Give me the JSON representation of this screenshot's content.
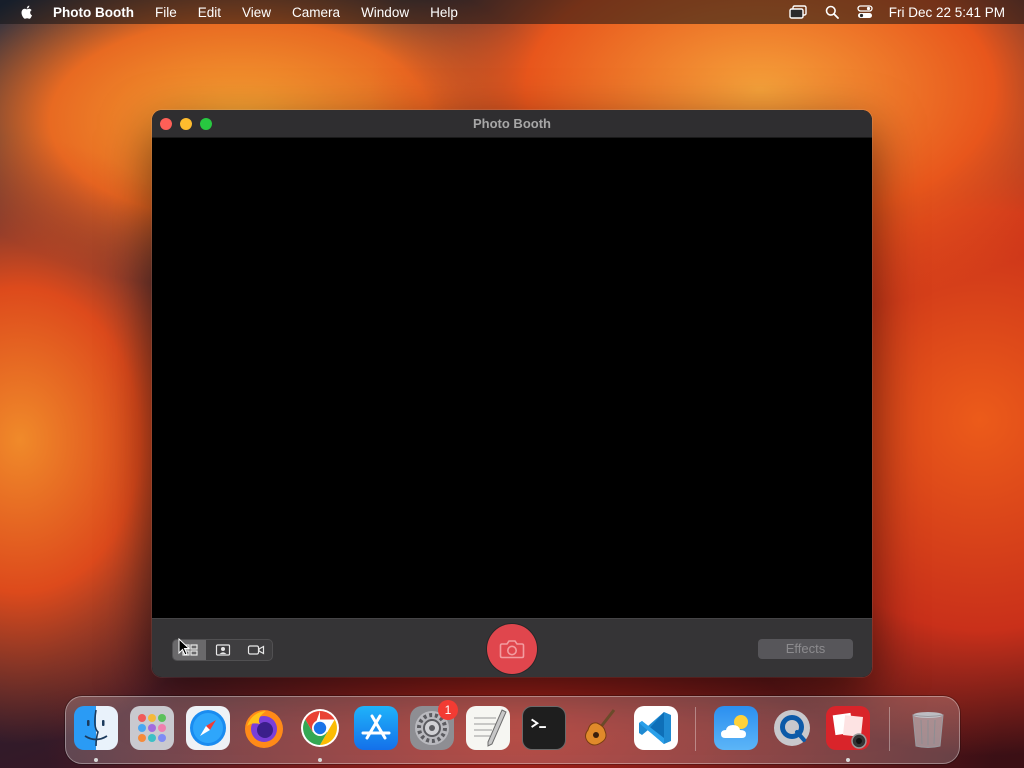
{
  "menubar": {
    "app_name": "Photo Booth",
    "menus": [
      "File",
      "Edit",
      "View",
      "Camera",
      "Window",
      "Help"
    ],
    "clock": "Fri Dec 22  5:41 PM"
  },
  "window": {
    "title": "Photo Booth",
    "effects_label": "Effects",
    "modes": [
      "four-up-photo-mode",
      "single-photo-mode",
      "video-mode"
    ],
    "active_mode": "four-up-photo-mode"
  },
  "dock": {
    "apps": [
      "Finder",
      "Launchpad",
      "Safari",
      "Firefox",
      "Google Chrome",
      "App Store",
      "System Settings",
      "TextEdit",
      "Terminal",
      "GarageBand",
      "Visual Studio Code",
      "Weather",
      "QuickTime Player",
      "Photo Booth",
      "Trash"
    ],
    "system_settings_badge": "1"
  },
  "colors": {
    "shutter": "#e0464d",
    "traffic_red": "#fe5f57",
    "traffic_yellow": "#febc2e",
    "traffic_green": "#28c840"
  }
}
○ ○ ○ ○ ○
The exercise:
Show all lines in the entries above where the string "four" appears.

The answer:
      "four-up-photo-mode",
    "active_mode": "four-up-photo-mode"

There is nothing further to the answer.